Start of DOCUMENT TEXT
App fever is spreading.
We can trace the origins back to an Apple orchard in Cupertino, Calif. The iPhone's wildly popular App Store distributed more than a billion applications -- software built by third-party developers that can do myriad things including accessing Facebook and playing radio stations, but we're sure you already knew that -- in its first year.
Thanks to the popularity of the Apple Inc. phone and its software marketplace, everyone wants a piece of the apption -- sorry, action.
As I put our review unit of the T-Mobile MyTouch cellphone, which runs Google's Android mobile operating system, through its paces (review coming later), the interface places its "thousands of downloadable applications" at the forefront.
Meanwhile, a co-worker nearby scours his BlackBerry to try to find Research in Motion Ltd.'s App World store. Another proudly flicks through pages of apps on his iPhone.
Verizon Communications Inc. has been selling software through its phones for four to five years via its Get It Now service, said Ed Ruth, a business development representative for Verizon Wireless who works with developers. But that digital store doesn't have the word "app" in its name.
So, the company is preparing to launch a Verizon App Store, which is geared toward the growing smart phone market. The mobile marketplace will unlock ...
... certain network-exclusive features to developers. The software will sit alongside whatever other app options a phone might have, Ruth said.
Last night, I saw a Verizon commercial advertising the "app-friendly EnV," a touch-screen phone. It appears to be part of a Verizon guerrilla ad campaign to keep customers appcited -- sorry, excited -- about its non-Apple-branded phones.
But Verizon's ads aren't nearly as ruthless as Sprint Nextel Corp.'s. The company's commercials say Sprint subscribers are saving enough money on Internet-enabled, app-happy cellphones compared with AT&T's iPhone customers that they could build a Dunkin' Donuts in space.
End of DOCUMENT TEXT
Continue the article on the spread of app stores among phone makers and carriers, starting after its final sentence.
Start of SUPPLIED INFORMATION
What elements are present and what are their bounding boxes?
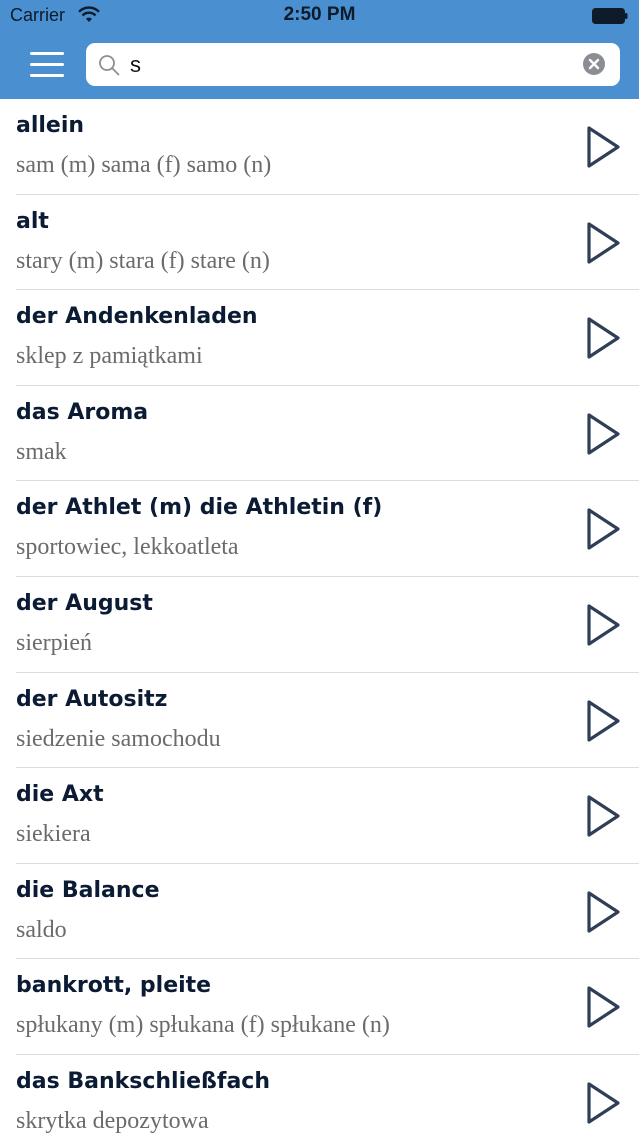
End of SUPPLIED INFORMATION
§ EXERCISE RESULT
Just look at the websites for the three major U.S. telecoms that aren't called AT&T. Each of them repeatedly make references to apps. AT&T doesn't say the word anywhere on its page -- the picture of the iPhone should suffice.
Everyone wants a piece of the Apple pie.
There were 5,400 mentions of the word "app" in news articles in just the last month, according to a Google News search.
Geek celebrities gush about their favorite apps in this blog post. This post talks about how one app could "save public radio." And this BBC News story predicts that apps will be "as big as the Internet." (Though, Google says otherwise, despite catering to apps on Android.)
It's not just telecoms that are blathering about apps.
Earlier this week, I received a news release from Panjiva, an online resource for information on international business. The company is promoting its "app store," which allows third-party developers to feed their data into the service. I note that Panjiva's use of the word "app store" makes no sense.
"It's a loose analogy," spokesman Cody Barbierri said. "Well, it got you interested enough to talk to us, didn't it?"
Welcome to the tech world's newest buzz word. Are you sick of it yet?